## TASK TO CARRY OUT
Report every line in the listing that contains the string "into".

── DATA FOR THE TASK

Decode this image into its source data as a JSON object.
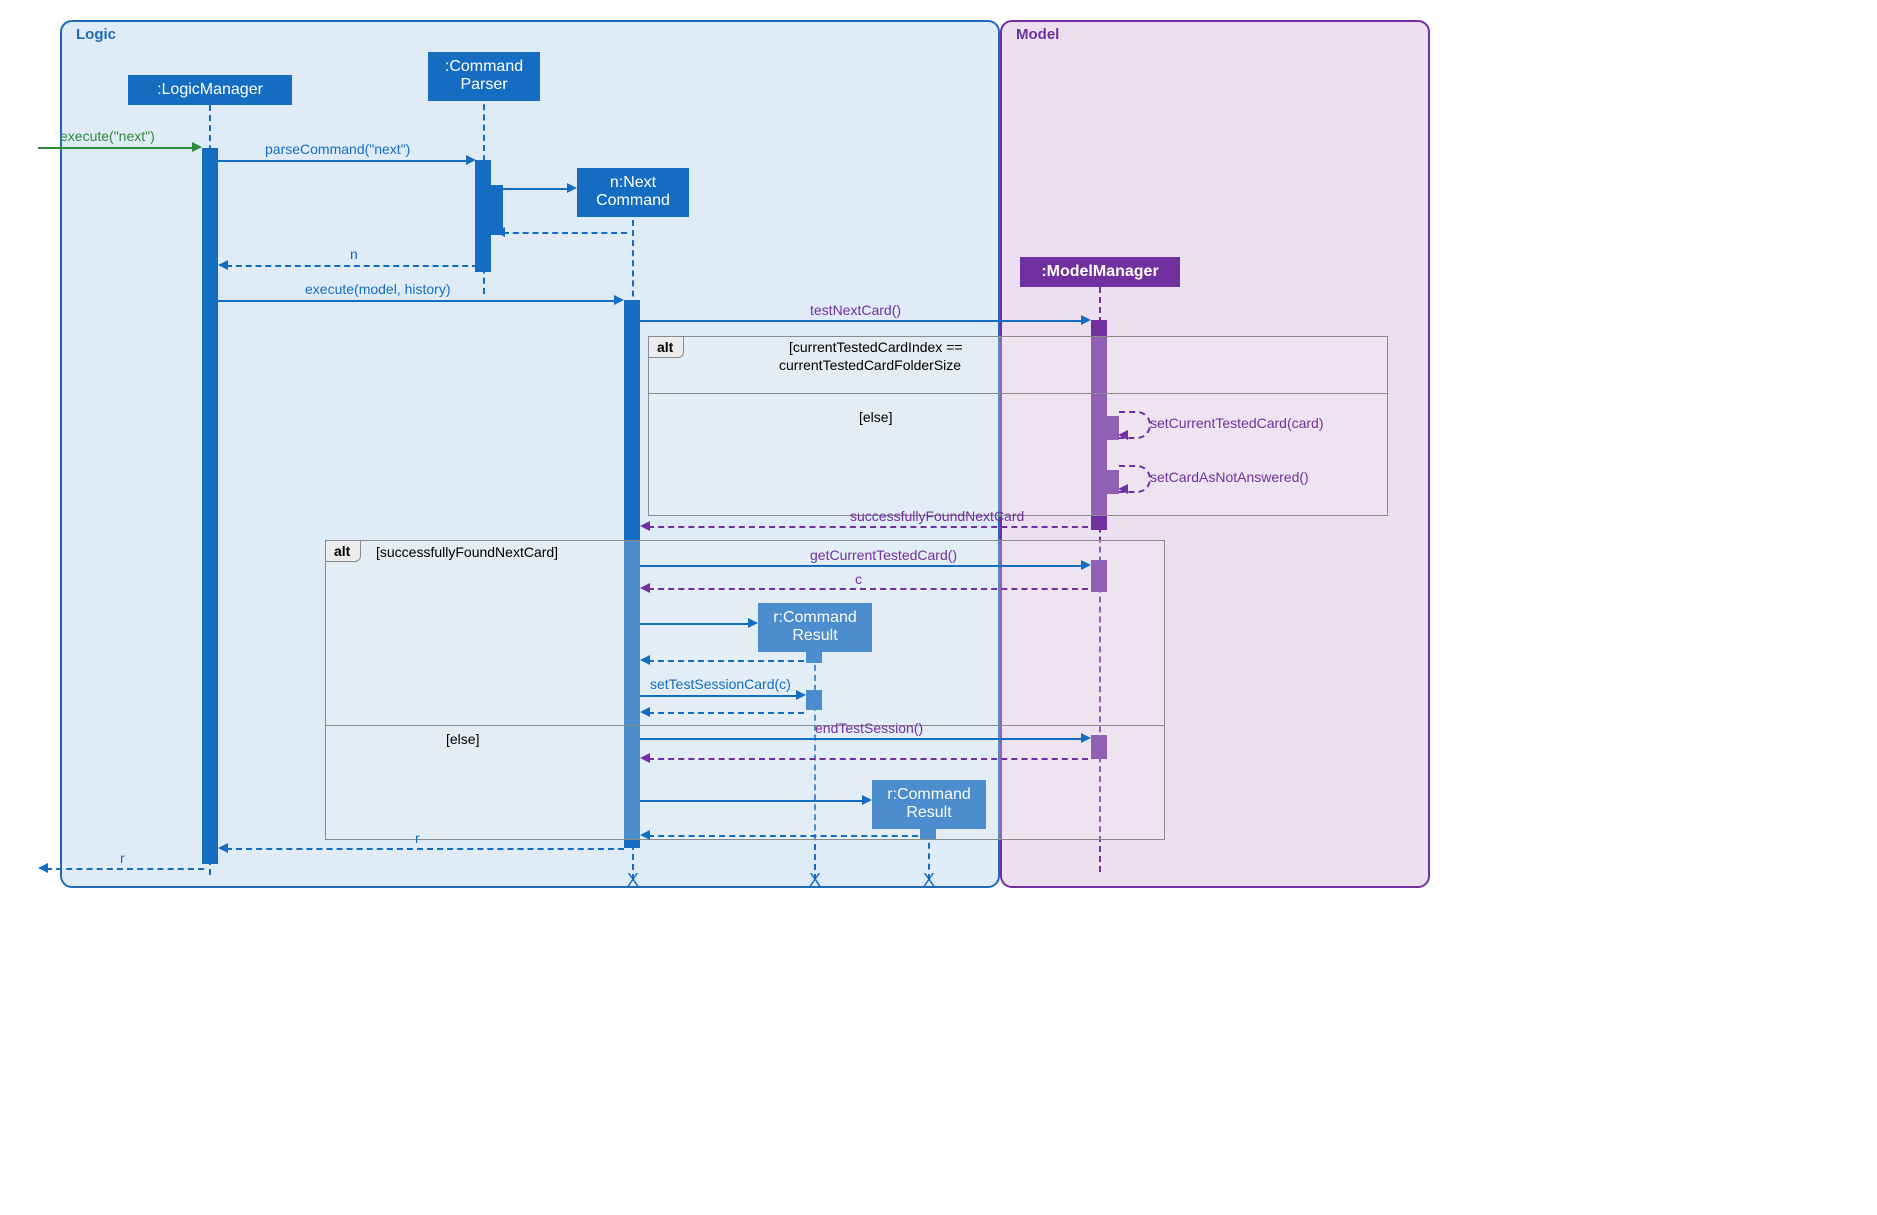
{
  "frames": {
    "logic": "Logic",
    "model": "Model"
  },
  "heads": {
    "logicManager": ":LogicManager",
    "commandParser": ":Command\nParser",
    "nextCommand": "n:Next\nCommand",
    "modelManager": ":ModelManager",
    "commandResult1": "r:Command\nResult",
    "commandResult2": "r:Command\nResult"
  },
  "messages": {
    "executeNext": "execute(\"next\")",
    "parseCommand": "parseCommand(\"next\")",
    "returnN": "n",
    "executeModelHistory": "execute(model, history)",
    "testNextCard": "testNextCard()",
    "setCurrentTestedCard": "setCurrentTestedCard(card)",
    "setCardAsNotAnswered": "setCardAsNotAnswered()",
    "successfullyFoundNextCard": "successfullyFoundNextCard",
    "getCurrentTestedCard": "getCurrentTestedCard()",
    "returnC": "c",
    "setTestSessionCard": "setTestSessionCard(c)",
    "endTestSession": "endTestSession()",
    "returnR": "r",
    "returnROut": "r"
  },
  "alt1": {
    "tag": "alt",
    "guard1a": "[currentTestedCardIndex ==",
    "guard1b": "currentTestedCardFolderSize",
    "guard2": "[else]"
  },
  "alt2": {
    "tag": "alt",
    "guard1": "[successfullyFoundNextCard]",
    "guard2": "[else]"
  },
  "dest": "X"
}
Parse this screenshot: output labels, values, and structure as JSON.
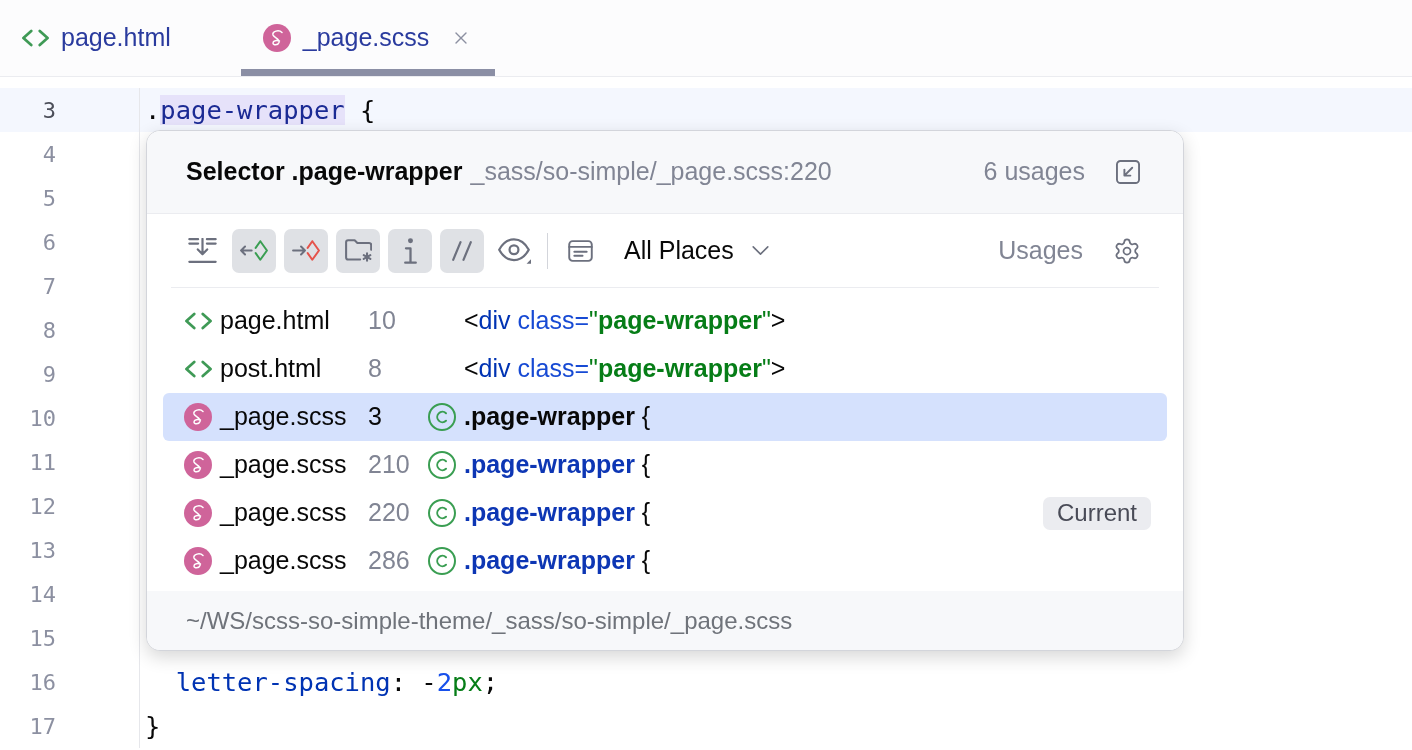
{
  "tabs": [
    {
      "label": "page.html",
      "kind": "html",
      "selected": false,
      "closable": false
    },
    {
      "label": "_page.scss",
      "kind": "scss",
      "selected": true,
      "closable": true
    }
  ],
  "editor": {
    "lines": [
      {
        "number": "3",
        "current": true,
        "tokens": [
          {
            "text": ".",
            "kind": "plain",
            "highlighted": false
          },
          {
            "text": "page-wrapper",
            "kind": "selector",
            "highlighted": true
          },
          {
            "text": " {",
            "kind": "plain",
            "highlighted": false
          }
        ]
      },
      {
        "number": "4",
        "current": false
      },
      {
        "number": "5",
        "current": false
      },
      {
        "number": "6",
        "current": false
      },
      {
        "number": "7",
        "current": false
      },
      {
        "number": "8",
        "current": false
      },
      {
        "number": "9",
        "current": false
      },
      {
        "number": "10",
        "current": false
      },
      {
        "number": "11",
        "current": false
      },
      {
        "number": "12",
        "current": false
      },
      {
        "number": "13",
        "current": false
      },
      {
        "number": "14",
        "current": false
      },
      {
        "number": "15",
        "current": false
      },
      {
        "number": "16",
        "current": false,
        "tokens": [
          {
            "text": "  letter-spacing",
            "kind": "property",
            "highlighted": false
          },
          {
            "text": ": -",
            "kind": "plain",
            "highlighted": false
          },
          {
            "text": "2",
            "kind": "number",
            "highlighted": false
          },
          {
            "text": "px",
            "kind": "unit",
            "highlighted": false
          },
          {
            "text": ";",
            "kind": "plain",
            "highlighted": false
          }
        ]
      },
      {
        "number": "17",
        "current": false,
        "tokens": [
          {
            "text": "}",
            "kind": "plain",
            "highlighted": false
          }
        ]
      }
    ]
  },
  "usages_popup": {
    "title": "Selector .page-wrapper",
    "location": "_sass/so-simple/_page.scss:220",
    "count": "6 usages",
    "toolbar": {
      "toggles": [
        {
          "kind": "flatten",
          "on": false
        },
        {
          "kind": "read",
          "on": true
        },
        {
          "kind": "write",
          "on": true
        },
        {
          "kind": "module",
          "on": true
        },
        {
          "kind": "info",
          "on": true
        },
        {
          "kind": "comment",
          "on": true
        },
        {
          "kind": "preview",
          "on": false
        }
      ],
      "scope": "All Places",
      "group": "Usages"
    },
    "rows": [
      {
        "kind": "html",
        "file": "page.html",
        "line": "10",
        "selected": false,
        "tokens": [
          {
            "text": "<",
            "kind": "plain",
            "matched": false
          },
          {
            "text": "div",
            "kind": "tag",
            "matched": false
          },
          {
            "text": " class=",
            "kind": "attribute",
            "matched": false
          },
          {
            "text": "\"",
            "kind": "string",
            "matched": false
          },
          {
            "text": "page-wrapper",
            "kind": "string",
            "matched": true
          },
          {
            "text": "\"",
            "kind": "string",
            "matched": false
          },
          {
            "text": ">",
            "kind": "plain",
            "matched": false
          }
        ]
      },
      {
        "kind": "html",
        "file": "post.html",
        "line": "8",
        "selected": false,
        "tokens": [
          {
            "text": "<",
            "kind": "plain",
            "matched": false
          },
          {
            "text": "div",
            "kind": "tag",
            "matched": false
          },
          {
            "text": " class=",
            "kind": "attribute",
            "matched": false
          },
          {
            "text": "\"",
            "kind": "string",
            "matched": false
          },
          {
            "text": "page-wrapper",
            "kind": "string",
            "matched": true
          },
          {
            "text": "\"",
            "kind": "string",
            "matched": false
          },
          {
            "text": ">",
            "kind": "plain",
            "matched": false
          }
        ]
      },
      {
        "kind": "scss",
        "file": "_page.scss",
        "line": "3",
        "selected": true,
        "tokens": [
          {
            "text": ".page-wrapper",
            "kind": "plain",
            "matched": true
          },
          {
            "text": " {",
            "kind": "plain",
            "matched": false
          }
        ]
      },
      {
        "kind": "scss",
        "file": "_page.scss",
        "line": "210",
        "selected": false,
        "tokens": [
          {
            "text": ".page-wrapper",
            "kind": "selector",
            "matched": true
          },
          {
            "text": " {",
            "kind": "plain",
            "matched": false
          }
        ]
      },
      {
        "kind": "scss",
        "file": "_page.scss",
        "line": "220",
        "selected": false,
        "badge": "Current",
        "tokens": [
          {
            "text": ".page-wrapper",
            "kind": "selector",
            "matched": true
          },
          {
            "text": " {",
            "kind": "plain",
            "matched": false
          }
        ]
      },
      {
        "kind": "scss",
        "file": "_page.scss",
        "line": "286",
        "selected": false,
        "tokens": [
          {
            "text": ".page-wrapper",
            "kind": "selector",
            "matched": true
          },
          {
            "text": " {",
            "kind": "plain",
            "matched": false
          }
        ]
      }
    ],
    "footer_path": "~/WS/scss-so-simple-theme/_sass/so-simple/_page.scss"
  }
}
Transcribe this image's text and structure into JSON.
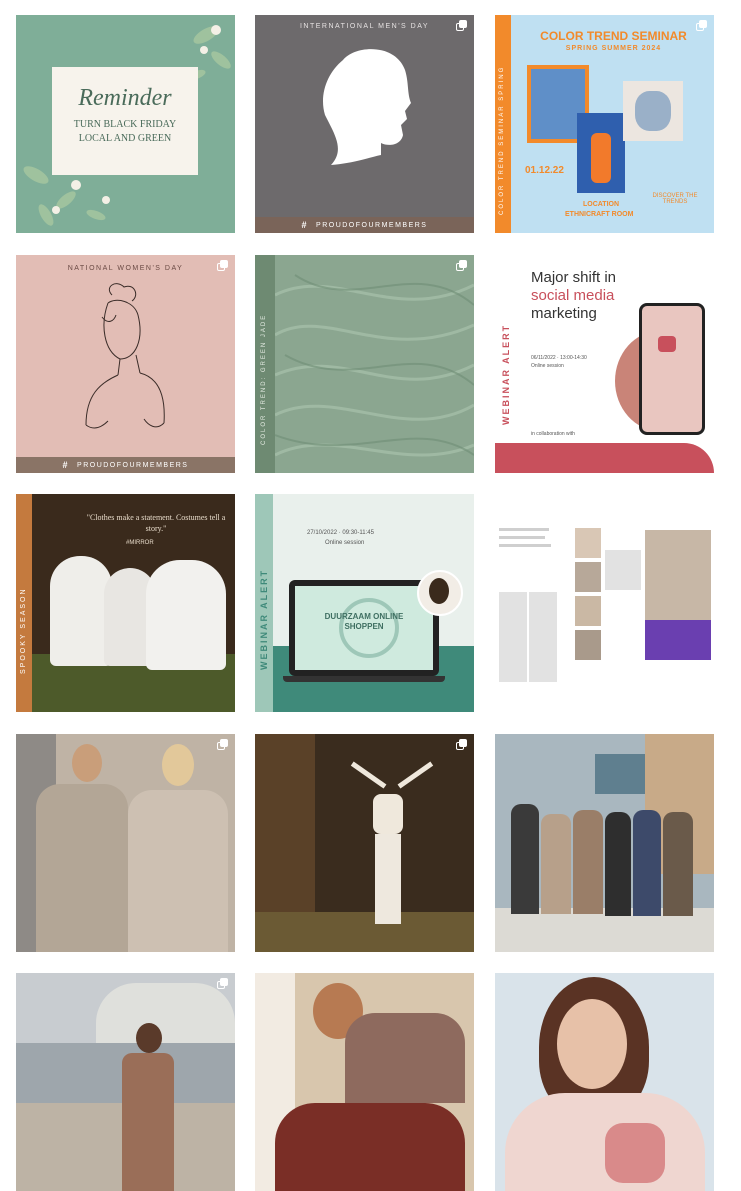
{
  "posts": [
    {
      "script": "Reminder",
      "caption": "TURN BLACK FRIDAY LOCAL AND GREEN",
      "bg": "#7fae98"
    },
    {
      "title": "INTERNATIONAL MEN'S DAY",
      "hashtag": "#",
      "footer": "PROUDOFOURMEMBERS",
      "bg": "#6d6a6c"
    },
    {
      "title": "COLOR TREND SEMINAR",
      "subtitle": "SPRING SUMMER 2024",
      "side": "COLOR TREND SEMINAR SPRING",
      "date": "01.12.22",
      "location_label": "LOCATION",
      "location": "ETHNICRAFT ROOM",
      "note": "DISCOVER THE TRENDS",
      "bg": "#bfe0f2",
      "accent": "#f28a2b"
    },
    {
      "title": "NATIONAL WOMEN'S DAY",
      "hashtag": "#",
      "footer": "PROUDOFOURMEMBERS",
      "bg": "#e2bdb5"
    },
    {
      "side": "COLOR TREND: GREEN JADE",
      "bg": "#8ba690"
    },
    {
      "line1": "Major shift in",
      "line2": "social media",
      "line3": "marketing",
      "side": "WEBINAR ALERT",
      "detail": "06/11/2022 · 13:00-14:30",
      "detail2": "Online session",
      "footer": "in collaboration with",
      "accent": "#c8505c"
    },
    {
      "quote": "\"Clothes make a statement. Costumes tell a story.\"",
      "author": "#MIRROR",
      "side": "SPOOKY SEASON",
      "bg": "#3a2a1c"
    },
    {
      "date": "27/10/2022 · 09:30-11:45",
      "detail": "Online session",
      "side": "WEBINAR ALERT",
      "screen": "DUURZAAM ONLINE SHOPPEN",
      "bg": "#e9f0ec",
      "accent": "#3f8a7a"
    },
    {
      "bg": "#ffffff"
    },
    {
      "bg": "#bfb3a5"
    },
    {
      "bg": "#3a2c1e"
    },
    {
      "bg": "#a9b7bf"
    },
    {
      "bg": "#c8ccd0"
    },
    {
      "bg": "#d8c6ad"
    },
    {
      "bg": "#e8d8cc"
    }
  ]
}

────

## EXERCISE SOLUTION
Decode this image into its source data as a JSON object.
Transcribe this image's text and structure into JSON.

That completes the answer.